Directions — Gather each line of the entries below that includes "الگوی".
** Start **
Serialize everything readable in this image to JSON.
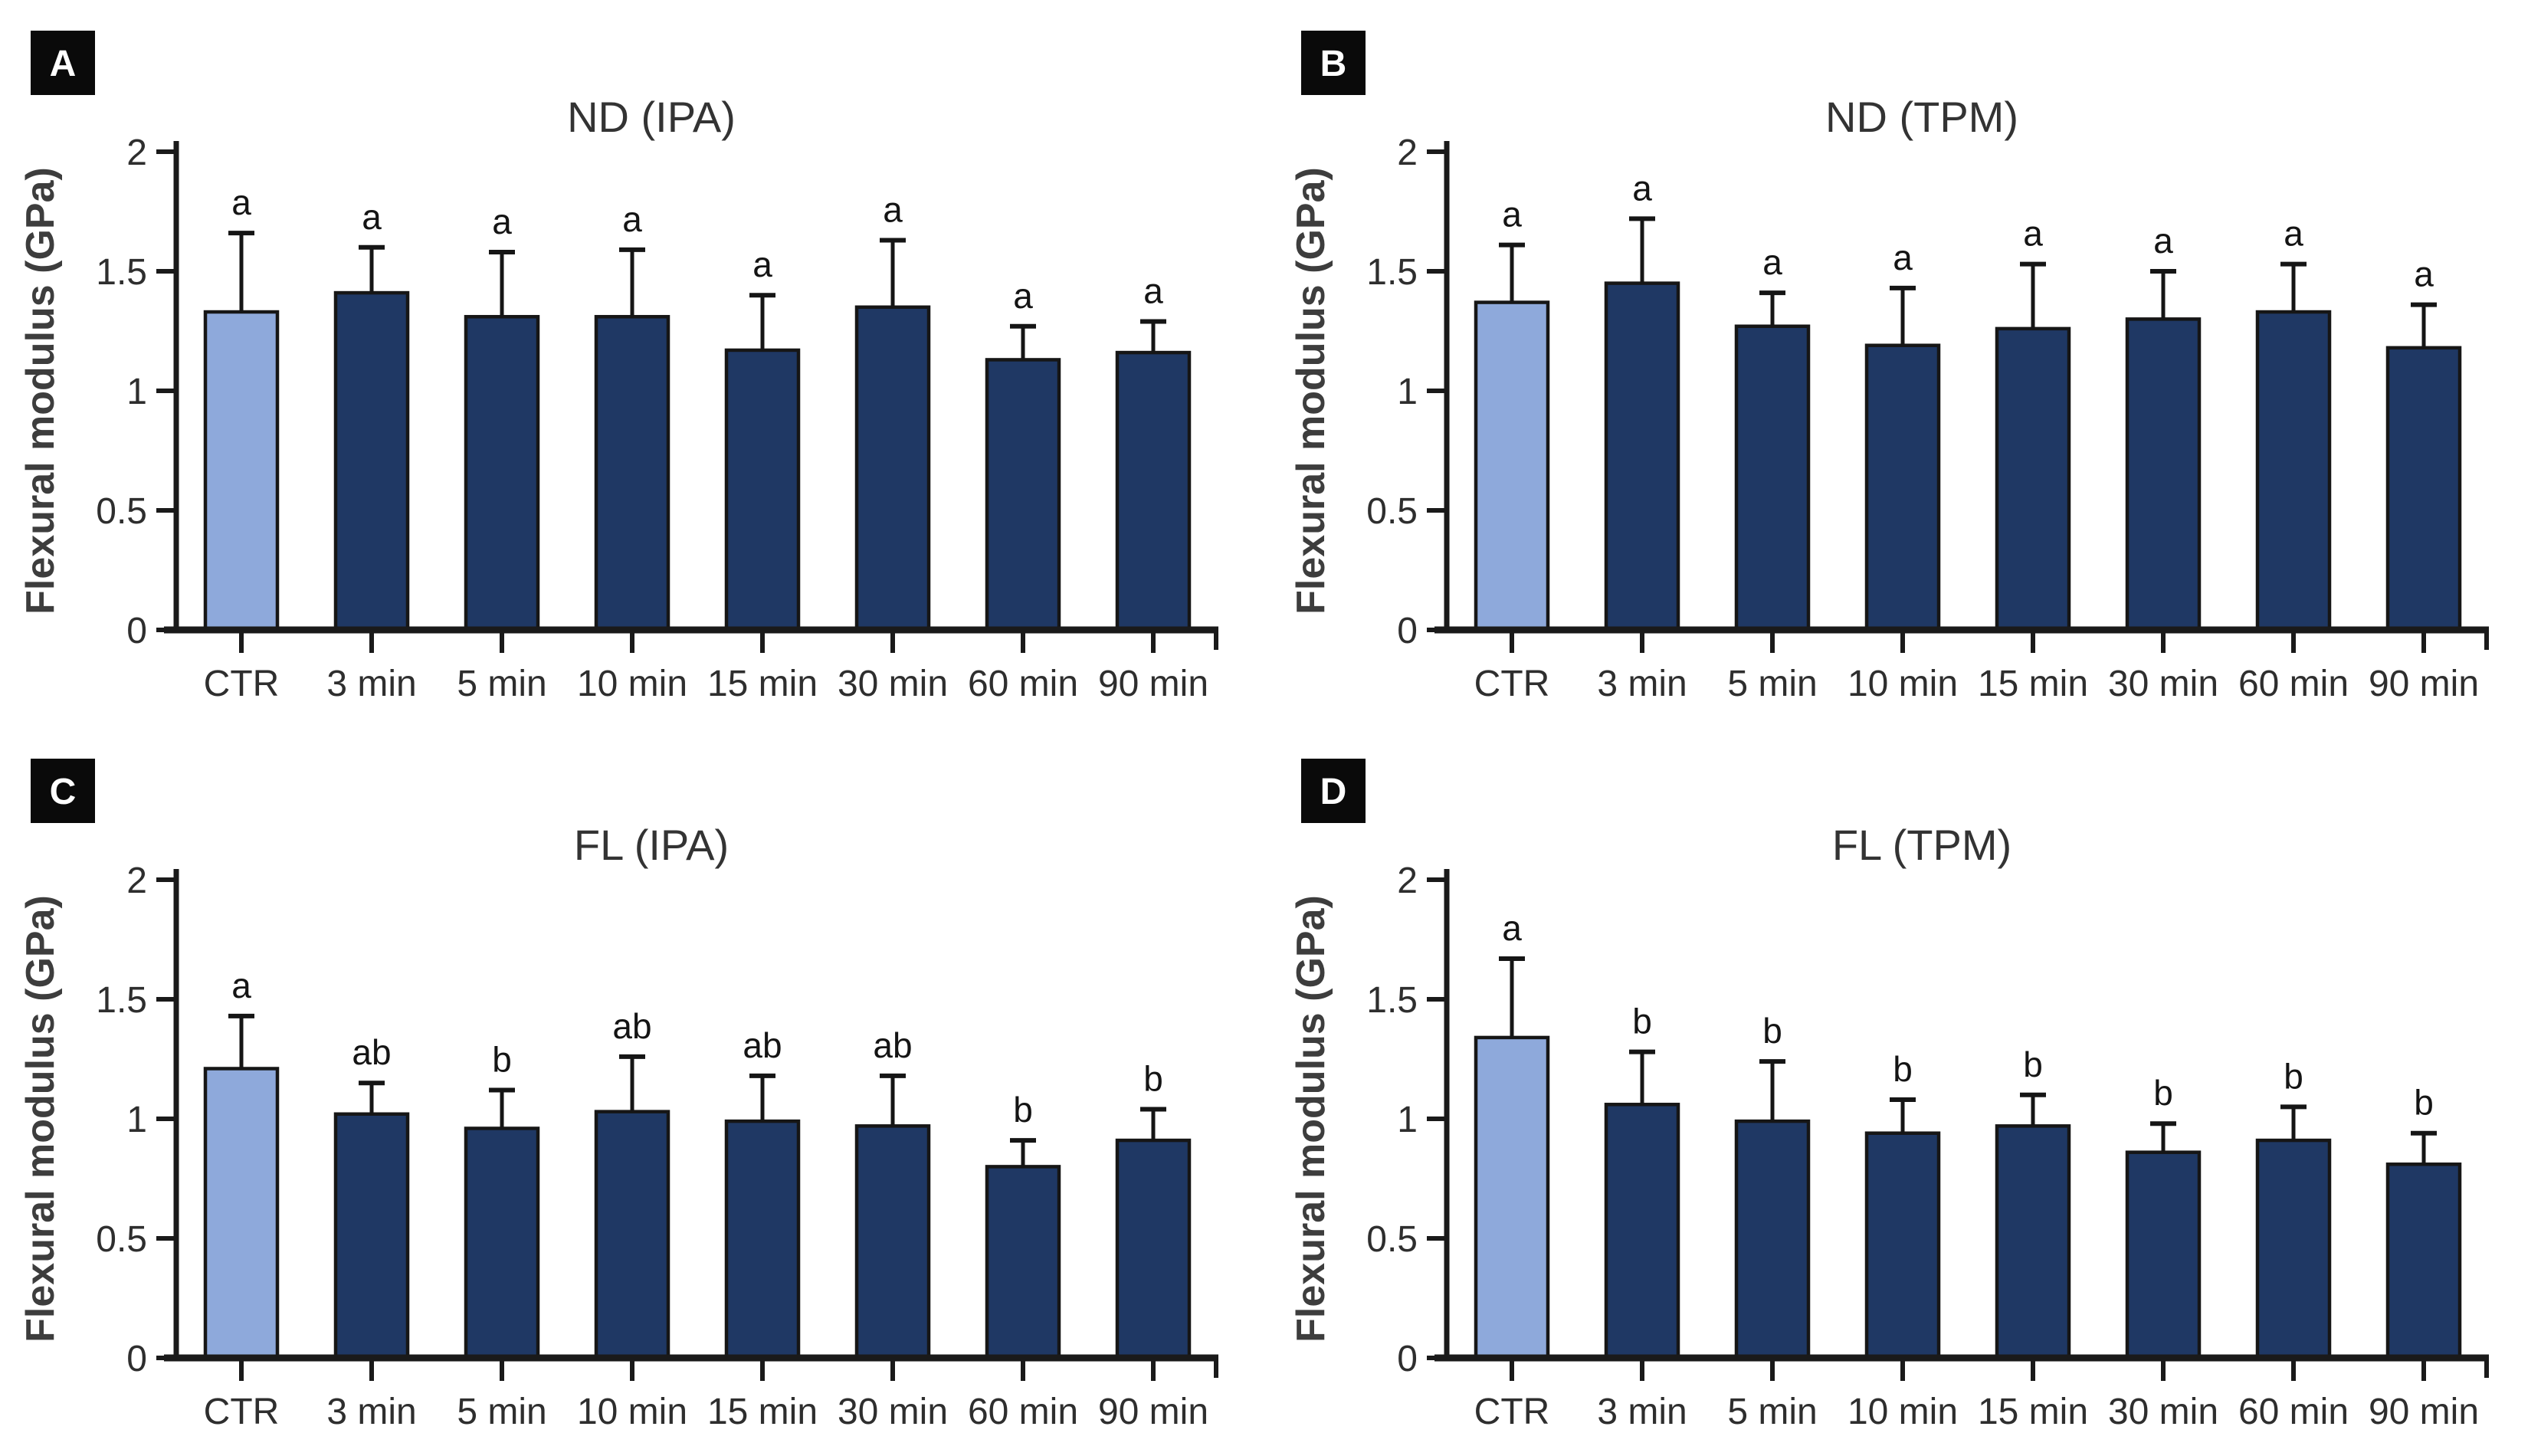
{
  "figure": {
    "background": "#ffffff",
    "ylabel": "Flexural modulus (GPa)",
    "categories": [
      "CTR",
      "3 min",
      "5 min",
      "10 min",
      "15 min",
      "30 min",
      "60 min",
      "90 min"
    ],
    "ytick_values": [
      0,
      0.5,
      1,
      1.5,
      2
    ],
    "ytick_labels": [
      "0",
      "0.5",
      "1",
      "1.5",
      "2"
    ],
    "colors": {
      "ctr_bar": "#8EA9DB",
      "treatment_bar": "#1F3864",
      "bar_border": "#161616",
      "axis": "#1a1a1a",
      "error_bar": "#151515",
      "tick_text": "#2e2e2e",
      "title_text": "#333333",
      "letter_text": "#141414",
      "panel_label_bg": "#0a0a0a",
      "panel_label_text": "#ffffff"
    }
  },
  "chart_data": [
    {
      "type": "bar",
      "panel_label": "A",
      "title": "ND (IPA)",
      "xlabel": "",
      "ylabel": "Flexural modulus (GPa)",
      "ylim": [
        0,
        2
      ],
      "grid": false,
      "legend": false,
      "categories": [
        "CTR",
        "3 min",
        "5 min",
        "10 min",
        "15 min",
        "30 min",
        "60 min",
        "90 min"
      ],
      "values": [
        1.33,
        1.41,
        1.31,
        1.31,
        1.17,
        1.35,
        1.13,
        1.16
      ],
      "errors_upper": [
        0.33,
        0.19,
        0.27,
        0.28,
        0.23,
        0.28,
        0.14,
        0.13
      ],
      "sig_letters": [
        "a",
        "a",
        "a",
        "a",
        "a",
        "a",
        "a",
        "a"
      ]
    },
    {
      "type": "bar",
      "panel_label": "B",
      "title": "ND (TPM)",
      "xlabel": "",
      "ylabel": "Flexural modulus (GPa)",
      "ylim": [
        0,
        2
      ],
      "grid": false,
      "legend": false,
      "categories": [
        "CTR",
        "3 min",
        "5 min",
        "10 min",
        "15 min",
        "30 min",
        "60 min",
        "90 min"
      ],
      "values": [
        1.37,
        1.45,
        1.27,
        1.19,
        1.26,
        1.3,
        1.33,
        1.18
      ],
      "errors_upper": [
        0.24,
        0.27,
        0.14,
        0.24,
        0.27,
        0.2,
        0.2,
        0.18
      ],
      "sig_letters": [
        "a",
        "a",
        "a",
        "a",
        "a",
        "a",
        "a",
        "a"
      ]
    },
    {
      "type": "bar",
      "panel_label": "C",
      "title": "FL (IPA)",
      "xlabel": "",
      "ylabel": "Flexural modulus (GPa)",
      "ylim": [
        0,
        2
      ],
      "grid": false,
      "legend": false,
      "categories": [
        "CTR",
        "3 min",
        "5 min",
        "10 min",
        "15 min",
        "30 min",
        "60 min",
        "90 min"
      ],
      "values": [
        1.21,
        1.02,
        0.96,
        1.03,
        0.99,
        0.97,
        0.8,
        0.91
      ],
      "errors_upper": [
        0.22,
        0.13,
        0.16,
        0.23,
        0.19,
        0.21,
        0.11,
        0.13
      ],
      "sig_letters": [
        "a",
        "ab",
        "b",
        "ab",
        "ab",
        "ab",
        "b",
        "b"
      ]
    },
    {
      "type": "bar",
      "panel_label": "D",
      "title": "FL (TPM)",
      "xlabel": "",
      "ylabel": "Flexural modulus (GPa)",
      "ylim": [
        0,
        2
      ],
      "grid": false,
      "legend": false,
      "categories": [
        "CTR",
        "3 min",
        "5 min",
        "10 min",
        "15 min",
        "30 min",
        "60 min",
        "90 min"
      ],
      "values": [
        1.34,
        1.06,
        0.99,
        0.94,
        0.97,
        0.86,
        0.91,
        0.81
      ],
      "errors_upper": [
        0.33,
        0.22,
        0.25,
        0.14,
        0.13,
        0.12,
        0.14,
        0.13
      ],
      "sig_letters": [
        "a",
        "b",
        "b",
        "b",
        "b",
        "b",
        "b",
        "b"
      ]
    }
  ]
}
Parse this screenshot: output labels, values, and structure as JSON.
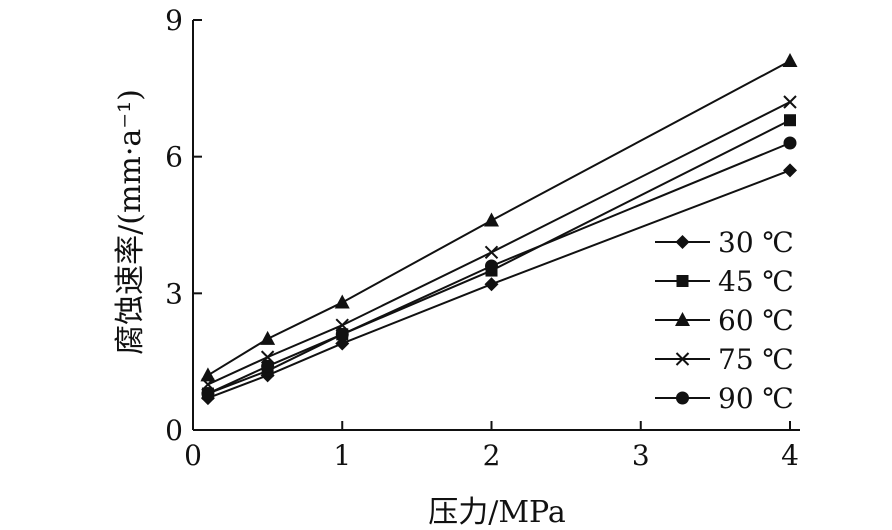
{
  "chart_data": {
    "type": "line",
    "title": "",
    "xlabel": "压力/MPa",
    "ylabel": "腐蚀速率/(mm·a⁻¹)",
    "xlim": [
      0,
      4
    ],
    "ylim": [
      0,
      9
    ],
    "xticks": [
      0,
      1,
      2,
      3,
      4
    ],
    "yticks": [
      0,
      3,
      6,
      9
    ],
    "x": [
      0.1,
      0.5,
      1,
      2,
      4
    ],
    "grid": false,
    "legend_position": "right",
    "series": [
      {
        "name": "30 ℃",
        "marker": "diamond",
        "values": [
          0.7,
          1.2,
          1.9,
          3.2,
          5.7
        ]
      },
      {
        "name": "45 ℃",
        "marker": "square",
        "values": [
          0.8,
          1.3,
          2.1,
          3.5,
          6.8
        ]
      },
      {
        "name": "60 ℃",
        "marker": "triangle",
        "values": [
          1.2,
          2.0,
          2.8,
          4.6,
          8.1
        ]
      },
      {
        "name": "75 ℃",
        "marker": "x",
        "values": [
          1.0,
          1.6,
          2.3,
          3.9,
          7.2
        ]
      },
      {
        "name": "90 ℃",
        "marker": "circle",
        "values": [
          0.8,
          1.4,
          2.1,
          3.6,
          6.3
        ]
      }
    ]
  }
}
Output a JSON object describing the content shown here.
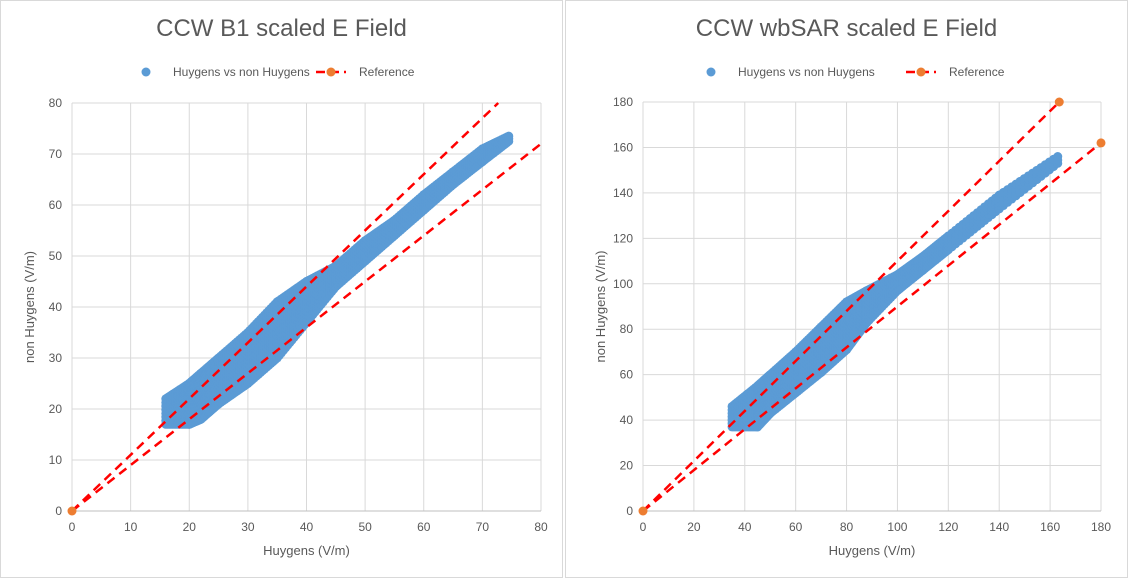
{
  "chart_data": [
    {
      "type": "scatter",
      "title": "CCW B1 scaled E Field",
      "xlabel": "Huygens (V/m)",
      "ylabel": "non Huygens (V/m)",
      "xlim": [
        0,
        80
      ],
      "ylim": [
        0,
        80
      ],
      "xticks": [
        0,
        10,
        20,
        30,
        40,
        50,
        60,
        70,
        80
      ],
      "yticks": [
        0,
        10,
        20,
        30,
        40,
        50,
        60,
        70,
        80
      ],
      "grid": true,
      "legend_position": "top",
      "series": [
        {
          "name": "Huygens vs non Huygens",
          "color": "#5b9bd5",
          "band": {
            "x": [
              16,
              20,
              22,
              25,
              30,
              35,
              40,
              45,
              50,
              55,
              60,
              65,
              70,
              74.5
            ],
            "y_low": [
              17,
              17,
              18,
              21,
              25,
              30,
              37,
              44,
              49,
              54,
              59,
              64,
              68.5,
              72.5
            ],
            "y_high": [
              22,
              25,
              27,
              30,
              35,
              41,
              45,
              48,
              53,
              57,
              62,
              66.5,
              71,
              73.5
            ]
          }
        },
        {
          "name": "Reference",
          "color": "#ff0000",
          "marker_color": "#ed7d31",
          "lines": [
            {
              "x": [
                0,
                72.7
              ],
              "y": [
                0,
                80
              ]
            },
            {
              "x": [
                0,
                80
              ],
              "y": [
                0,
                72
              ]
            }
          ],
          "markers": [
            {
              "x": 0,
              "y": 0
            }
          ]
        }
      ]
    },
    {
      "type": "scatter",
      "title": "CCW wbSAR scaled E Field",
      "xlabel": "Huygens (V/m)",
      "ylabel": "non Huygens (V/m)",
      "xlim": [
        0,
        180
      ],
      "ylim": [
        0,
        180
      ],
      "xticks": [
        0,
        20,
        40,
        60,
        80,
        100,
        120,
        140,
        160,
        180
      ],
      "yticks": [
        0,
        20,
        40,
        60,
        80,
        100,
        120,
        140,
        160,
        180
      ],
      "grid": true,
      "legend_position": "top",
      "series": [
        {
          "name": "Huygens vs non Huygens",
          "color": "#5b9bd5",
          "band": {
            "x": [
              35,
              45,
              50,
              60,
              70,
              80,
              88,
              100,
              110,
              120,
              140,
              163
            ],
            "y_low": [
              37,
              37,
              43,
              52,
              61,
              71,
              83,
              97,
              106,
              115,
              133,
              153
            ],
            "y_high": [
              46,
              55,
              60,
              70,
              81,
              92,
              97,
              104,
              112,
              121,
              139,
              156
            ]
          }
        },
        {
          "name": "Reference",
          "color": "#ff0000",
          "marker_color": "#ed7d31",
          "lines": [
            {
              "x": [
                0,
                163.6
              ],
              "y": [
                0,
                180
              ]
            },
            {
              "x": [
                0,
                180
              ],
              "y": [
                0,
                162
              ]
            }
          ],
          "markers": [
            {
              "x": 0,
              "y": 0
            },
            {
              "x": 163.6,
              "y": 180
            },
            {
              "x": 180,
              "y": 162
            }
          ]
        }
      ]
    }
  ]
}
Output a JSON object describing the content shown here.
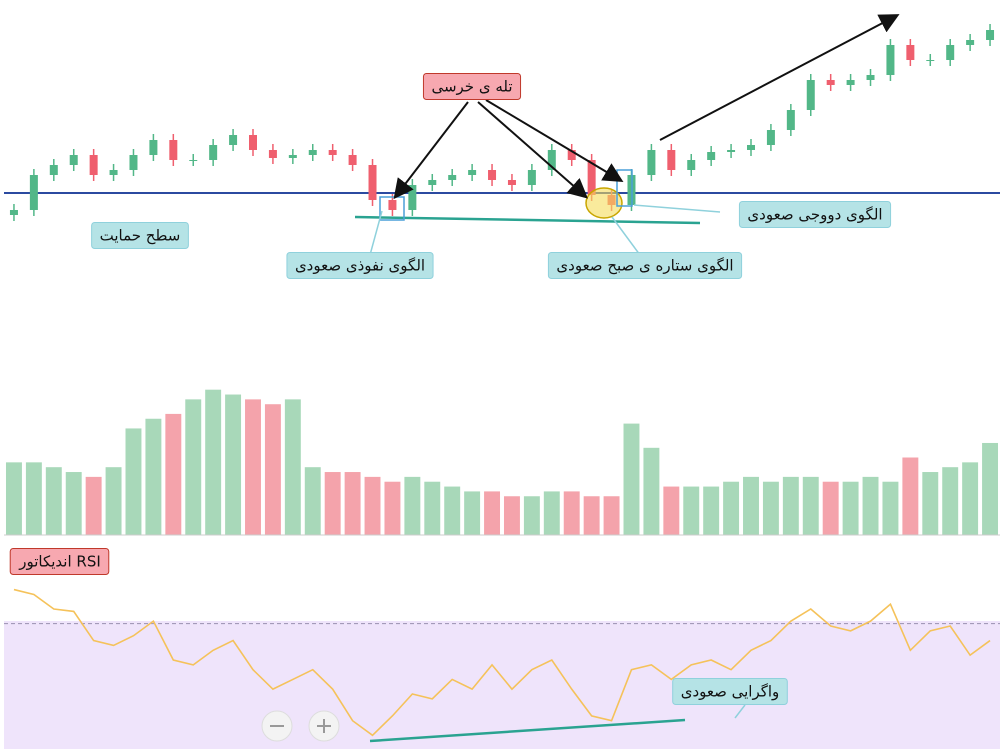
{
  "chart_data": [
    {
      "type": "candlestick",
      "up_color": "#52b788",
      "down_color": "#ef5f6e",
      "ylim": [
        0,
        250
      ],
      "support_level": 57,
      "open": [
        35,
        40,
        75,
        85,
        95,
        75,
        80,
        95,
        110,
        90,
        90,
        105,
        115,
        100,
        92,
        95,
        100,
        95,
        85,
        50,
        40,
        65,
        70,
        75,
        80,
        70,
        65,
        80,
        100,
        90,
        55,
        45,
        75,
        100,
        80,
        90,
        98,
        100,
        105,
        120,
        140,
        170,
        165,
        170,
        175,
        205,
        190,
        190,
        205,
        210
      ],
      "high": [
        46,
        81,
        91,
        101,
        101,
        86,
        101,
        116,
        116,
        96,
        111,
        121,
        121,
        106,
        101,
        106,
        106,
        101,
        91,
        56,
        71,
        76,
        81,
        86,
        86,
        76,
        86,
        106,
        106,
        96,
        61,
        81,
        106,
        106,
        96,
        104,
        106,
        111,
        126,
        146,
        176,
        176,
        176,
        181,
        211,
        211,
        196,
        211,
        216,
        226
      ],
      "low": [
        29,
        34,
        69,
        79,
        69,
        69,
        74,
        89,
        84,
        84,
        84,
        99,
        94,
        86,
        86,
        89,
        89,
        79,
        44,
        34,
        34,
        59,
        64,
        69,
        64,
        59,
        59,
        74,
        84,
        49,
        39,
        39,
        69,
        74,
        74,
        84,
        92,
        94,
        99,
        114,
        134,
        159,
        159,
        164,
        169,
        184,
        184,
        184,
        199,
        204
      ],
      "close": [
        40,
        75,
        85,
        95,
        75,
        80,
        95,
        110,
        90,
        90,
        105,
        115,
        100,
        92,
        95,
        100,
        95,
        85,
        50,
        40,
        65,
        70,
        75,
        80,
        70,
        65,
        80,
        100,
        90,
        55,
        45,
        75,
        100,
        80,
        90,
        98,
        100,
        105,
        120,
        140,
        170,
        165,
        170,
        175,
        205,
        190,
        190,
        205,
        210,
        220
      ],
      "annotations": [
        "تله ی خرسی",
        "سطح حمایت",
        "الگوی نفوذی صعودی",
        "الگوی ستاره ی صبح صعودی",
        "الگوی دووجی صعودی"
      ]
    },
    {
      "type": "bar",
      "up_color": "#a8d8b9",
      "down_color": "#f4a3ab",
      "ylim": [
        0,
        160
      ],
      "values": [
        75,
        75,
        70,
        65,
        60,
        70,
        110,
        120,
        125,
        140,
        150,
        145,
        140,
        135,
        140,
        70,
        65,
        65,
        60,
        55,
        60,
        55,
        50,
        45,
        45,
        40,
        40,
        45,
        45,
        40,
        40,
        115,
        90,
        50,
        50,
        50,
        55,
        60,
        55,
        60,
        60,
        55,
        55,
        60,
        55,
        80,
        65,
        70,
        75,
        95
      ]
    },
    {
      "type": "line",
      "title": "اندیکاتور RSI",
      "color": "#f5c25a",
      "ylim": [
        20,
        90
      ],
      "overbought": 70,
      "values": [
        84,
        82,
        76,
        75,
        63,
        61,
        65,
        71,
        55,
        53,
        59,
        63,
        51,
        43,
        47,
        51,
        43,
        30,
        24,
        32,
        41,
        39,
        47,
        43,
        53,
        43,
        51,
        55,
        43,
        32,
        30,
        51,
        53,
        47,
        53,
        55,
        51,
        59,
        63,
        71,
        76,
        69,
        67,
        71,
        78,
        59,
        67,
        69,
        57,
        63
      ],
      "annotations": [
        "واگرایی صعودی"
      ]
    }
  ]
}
** End **
Response to this exercise —
        "الگوی نفوذی صعودی",
        "الگوی ستاره ی صبح صعودی",
        "الگوی دووجی صعودی"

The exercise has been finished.